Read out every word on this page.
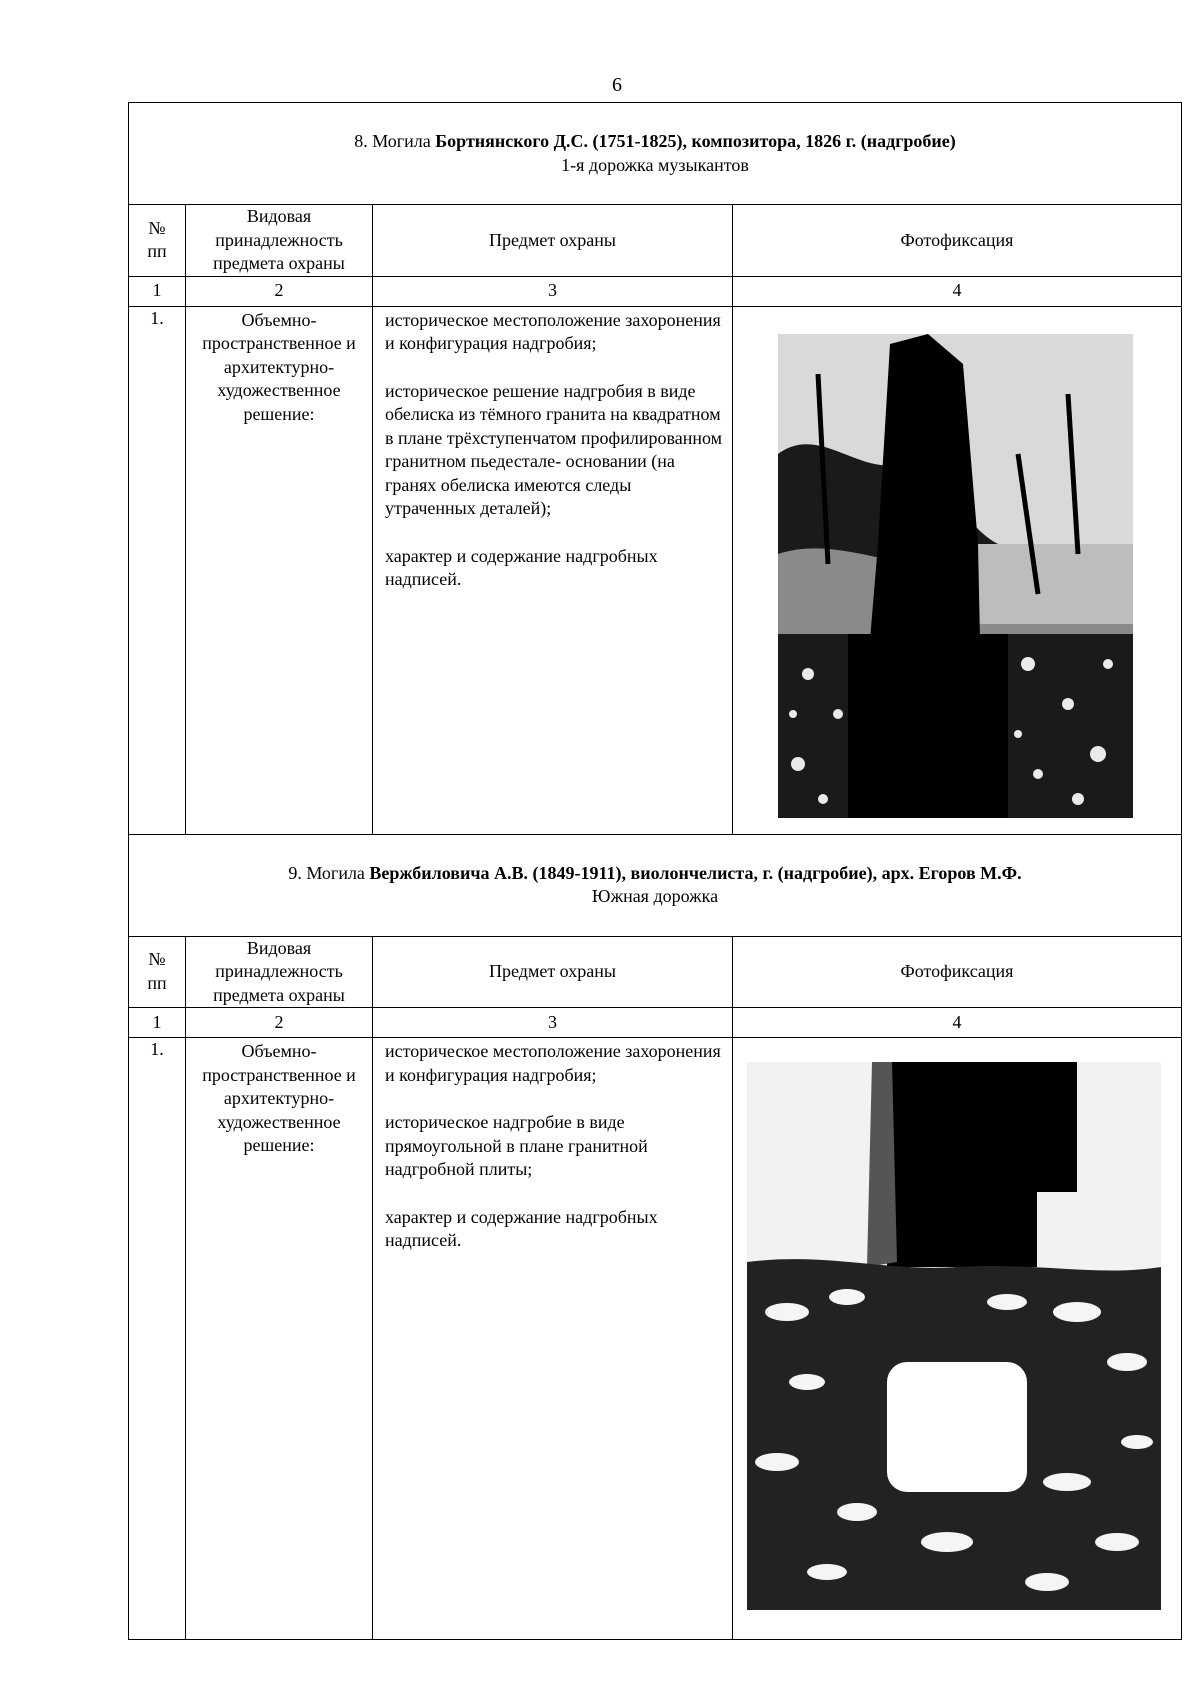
6
8. Могила Бортнянского Д.С. (1751-1825), композитора, 1826 г. (надгробие)
1-я дорожка музыкантов			

№ пп	Видовая принадлежность предмета охраны	Предмет охраны	Фотофиксация
1	2	3	4
1.	Объемно-пространственное и архитектурно-художественное решение:	историческое местоположение захоронения и конфигурация надгробия;

историческое решение надгробия в виде обелиска из тёмного гранита на квадратном в плане трёхступенчатом профилированном гранитном пьедестале- основании (на гранях обелиска имеются следы утраченных деталей);

характер и содержание надгробных надписей.

9. Могила Вержбиловича А.В. (1849-1911), виолончелиста, г. (надгробие), арх. Егоров М.Ф.
Южная дорожка			

№ пп	Видовая принадлежность предмета охраны	Предмет охраны	Фотофиксация
1	2	3	4
1.	Объемно-пространственное и архитектурно-художественное решение:	историческое местоположение захоронения и конфигурация надгробия;

историческое надгробие в виде прямоугольной в плане гранитной надгробной плиты;

характер и содержание надгробных надписей.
════════
Produce an exact copy of each line of data, skipping embedded images.

Read out every word on this page.
6
8. Могила Бортнянского Д.С. (1751-1825), композитора, 1826 г. (надгробие)
1-я дорожка музыкантов			

№ пп	Видовая принадлежность предмета охраны	Предмет охраны	Фотофиксация
1	2	3	4
1.	Объемно-пространственное и архитектурно-художественное решение:	историческое местоположение захоронения и конфигурация надгробия;

историческое решение надгробия в виде обелиска из тёмного гранита на квадратном в плане трёхступенчатом профилированном гранитном пьедестале- основании (на гранях обелиска имеются следы утраченных деталей);

характер и содержание надгробных надписей.

9. Могила Вержбиловича А.В. (1849-1911), виолончелиста, г. (надгробие), арх. Егоров М.Ф.
Южная дорожка			

№ пп	Видовая принадлежность предмета охраны	Предмет охраны	Фотофиксация
1	2	3	4
1.	Объемно-пространственное и архитектурно-художественное решение:	историческое местоположение захоронения и конфигурация надгробия;

историческое надгробие в виде прямоугольной в плане гранитной надгробной плиты;

характер и содержание надгробных надписей.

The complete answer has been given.